[Stored entries]

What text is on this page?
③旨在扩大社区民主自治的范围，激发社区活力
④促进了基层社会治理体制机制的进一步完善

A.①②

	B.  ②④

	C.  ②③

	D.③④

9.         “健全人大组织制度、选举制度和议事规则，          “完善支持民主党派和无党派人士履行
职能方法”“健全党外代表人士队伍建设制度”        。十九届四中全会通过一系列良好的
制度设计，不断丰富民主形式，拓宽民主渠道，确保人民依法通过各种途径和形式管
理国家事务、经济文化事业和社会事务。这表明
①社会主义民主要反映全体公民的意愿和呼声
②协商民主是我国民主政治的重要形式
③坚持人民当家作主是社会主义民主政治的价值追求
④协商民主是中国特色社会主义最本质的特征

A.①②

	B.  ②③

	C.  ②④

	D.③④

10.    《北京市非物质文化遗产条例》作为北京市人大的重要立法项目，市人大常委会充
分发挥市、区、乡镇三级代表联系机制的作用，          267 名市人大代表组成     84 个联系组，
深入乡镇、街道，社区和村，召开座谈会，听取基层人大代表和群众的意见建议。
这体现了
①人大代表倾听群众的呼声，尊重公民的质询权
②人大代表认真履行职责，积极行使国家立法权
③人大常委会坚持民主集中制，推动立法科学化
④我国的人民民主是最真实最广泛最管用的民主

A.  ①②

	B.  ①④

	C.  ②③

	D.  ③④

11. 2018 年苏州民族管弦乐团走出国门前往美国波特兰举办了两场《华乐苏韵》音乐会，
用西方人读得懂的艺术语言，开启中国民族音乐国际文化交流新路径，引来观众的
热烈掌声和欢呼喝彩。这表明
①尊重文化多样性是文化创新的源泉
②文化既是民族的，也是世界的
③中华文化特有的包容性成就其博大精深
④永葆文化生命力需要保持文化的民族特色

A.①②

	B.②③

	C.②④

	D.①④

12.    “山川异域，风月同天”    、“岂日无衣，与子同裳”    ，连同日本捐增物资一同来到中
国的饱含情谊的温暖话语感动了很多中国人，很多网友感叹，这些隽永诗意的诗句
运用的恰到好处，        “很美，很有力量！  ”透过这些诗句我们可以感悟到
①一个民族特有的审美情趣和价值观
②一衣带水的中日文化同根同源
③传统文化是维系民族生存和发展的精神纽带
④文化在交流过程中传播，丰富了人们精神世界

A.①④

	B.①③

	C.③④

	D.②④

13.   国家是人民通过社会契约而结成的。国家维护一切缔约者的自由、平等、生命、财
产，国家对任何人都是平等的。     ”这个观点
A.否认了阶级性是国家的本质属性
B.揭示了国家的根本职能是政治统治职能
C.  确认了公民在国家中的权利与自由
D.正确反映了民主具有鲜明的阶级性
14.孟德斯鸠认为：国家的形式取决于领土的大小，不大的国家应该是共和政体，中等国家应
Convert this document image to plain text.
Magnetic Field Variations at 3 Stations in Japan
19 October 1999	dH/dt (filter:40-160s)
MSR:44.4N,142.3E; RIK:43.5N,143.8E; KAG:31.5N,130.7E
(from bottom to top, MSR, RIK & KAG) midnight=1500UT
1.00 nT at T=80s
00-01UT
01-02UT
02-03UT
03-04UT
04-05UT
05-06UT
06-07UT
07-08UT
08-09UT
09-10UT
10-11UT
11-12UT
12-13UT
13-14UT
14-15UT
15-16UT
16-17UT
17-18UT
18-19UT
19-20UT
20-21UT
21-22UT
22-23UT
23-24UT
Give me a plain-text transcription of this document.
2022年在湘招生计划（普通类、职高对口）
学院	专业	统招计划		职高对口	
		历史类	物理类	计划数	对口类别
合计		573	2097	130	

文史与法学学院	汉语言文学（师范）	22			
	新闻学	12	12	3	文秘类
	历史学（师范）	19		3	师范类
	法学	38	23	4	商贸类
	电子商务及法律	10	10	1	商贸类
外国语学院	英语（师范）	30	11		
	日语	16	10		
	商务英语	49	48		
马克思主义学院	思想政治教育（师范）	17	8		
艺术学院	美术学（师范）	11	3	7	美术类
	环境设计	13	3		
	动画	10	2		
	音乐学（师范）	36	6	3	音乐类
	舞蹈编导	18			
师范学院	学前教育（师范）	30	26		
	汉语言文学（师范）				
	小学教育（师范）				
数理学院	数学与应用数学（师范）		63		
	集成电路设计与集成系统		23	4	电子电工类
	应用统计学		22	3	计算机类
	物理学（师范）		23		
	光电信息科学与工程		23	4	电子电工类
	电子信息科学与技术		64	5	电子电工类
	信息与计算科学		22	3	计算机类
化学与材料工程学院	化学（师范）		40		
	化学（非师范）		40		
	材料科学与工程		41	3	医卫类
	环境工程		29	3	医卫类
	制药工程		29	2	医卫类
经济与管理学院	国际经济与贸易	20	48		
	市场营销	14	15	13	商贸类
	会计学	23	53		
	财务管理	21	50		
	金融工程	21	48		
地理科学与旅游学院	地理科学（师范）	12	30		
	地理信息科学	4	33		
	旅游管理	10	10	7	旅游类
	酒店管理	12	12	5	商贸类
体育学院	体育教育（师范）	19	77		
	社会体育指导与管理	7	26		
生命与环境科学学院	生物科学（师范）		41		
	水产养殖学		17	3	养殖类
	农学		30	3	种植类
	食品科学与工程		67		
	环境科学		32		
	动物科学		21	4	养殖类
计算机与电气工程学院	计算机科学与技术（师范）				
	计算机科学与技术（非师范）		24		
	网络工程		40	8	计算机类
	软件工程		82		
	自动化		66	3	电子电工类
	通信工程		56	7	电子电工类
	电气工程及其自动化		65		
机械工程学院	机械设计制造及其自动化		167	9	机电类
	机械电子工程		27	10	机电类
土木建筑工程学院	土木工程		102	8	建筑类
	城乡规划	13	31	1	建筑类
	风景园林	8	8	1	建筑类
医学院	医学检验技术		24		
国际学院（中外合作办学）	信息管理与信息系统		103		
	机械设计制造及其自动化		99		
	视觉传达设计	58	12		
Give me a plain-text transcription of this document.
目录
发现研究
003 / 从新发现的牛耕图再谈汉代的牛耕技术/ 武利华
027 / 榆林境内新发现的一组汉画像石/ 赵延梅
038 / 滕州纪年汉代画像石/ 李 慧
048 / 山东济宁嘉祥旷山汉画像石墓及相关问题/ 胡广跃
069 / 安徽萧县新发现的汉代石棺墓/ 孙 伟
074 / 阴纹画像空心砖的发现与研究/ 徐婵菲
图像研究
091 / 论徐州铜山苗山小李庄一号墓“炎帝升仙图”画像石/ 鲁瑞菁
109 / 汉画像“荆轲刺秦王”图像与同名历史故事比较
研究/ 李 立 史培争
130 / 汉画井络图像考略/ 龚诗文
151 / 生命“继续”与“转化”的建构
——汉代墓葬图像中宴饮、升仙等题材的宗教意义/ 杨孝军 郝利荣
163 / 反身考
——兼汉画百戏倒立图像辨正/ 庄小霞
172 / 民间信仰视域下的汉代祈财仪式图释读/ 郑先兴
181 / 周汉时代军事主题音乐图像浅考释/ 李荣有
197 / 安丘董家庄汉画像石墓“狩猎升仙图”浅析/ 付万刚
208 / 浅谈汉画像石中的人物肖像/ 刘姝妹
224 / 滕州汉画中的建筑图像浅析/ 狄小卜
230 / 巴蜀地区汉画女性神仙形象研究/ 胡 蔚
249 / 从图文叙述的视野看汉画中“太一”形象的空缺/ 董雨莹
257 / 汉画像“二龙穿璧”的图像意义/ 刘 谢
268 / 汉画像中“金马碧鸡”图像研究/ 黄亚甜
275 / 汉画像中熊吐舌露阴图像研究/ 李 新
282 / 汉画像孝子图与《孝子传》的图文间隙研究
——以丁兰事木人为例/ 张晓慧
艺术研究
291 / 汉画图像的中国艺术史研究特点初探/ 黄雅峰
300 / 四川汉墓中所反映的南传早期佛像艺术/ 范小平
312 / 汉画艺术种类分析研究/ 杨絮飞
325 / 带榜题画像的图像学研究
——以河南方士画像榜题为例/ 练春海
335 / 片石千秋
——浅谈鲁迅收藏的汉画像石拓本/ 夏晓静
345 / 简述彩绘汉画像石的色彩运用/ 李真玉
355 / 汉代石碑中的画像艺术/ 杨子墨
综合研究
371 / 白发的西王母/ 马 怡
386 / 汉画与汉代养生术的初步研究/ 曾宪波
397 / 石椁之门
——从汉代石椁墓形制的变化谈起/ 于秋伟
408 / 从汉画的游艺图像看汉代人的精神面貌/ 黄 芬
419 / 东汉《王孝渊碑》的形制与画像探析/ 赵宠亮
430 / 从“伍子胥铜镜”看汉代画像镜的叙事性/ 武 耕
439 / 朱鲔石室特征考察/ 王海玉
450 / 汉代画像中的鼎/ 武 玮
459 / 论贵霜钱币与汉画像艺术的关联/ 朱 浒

• _Short problem_: In the records above, how many lines hold the string "计算机类"? Reply with only the number.

• _Final answer_: 3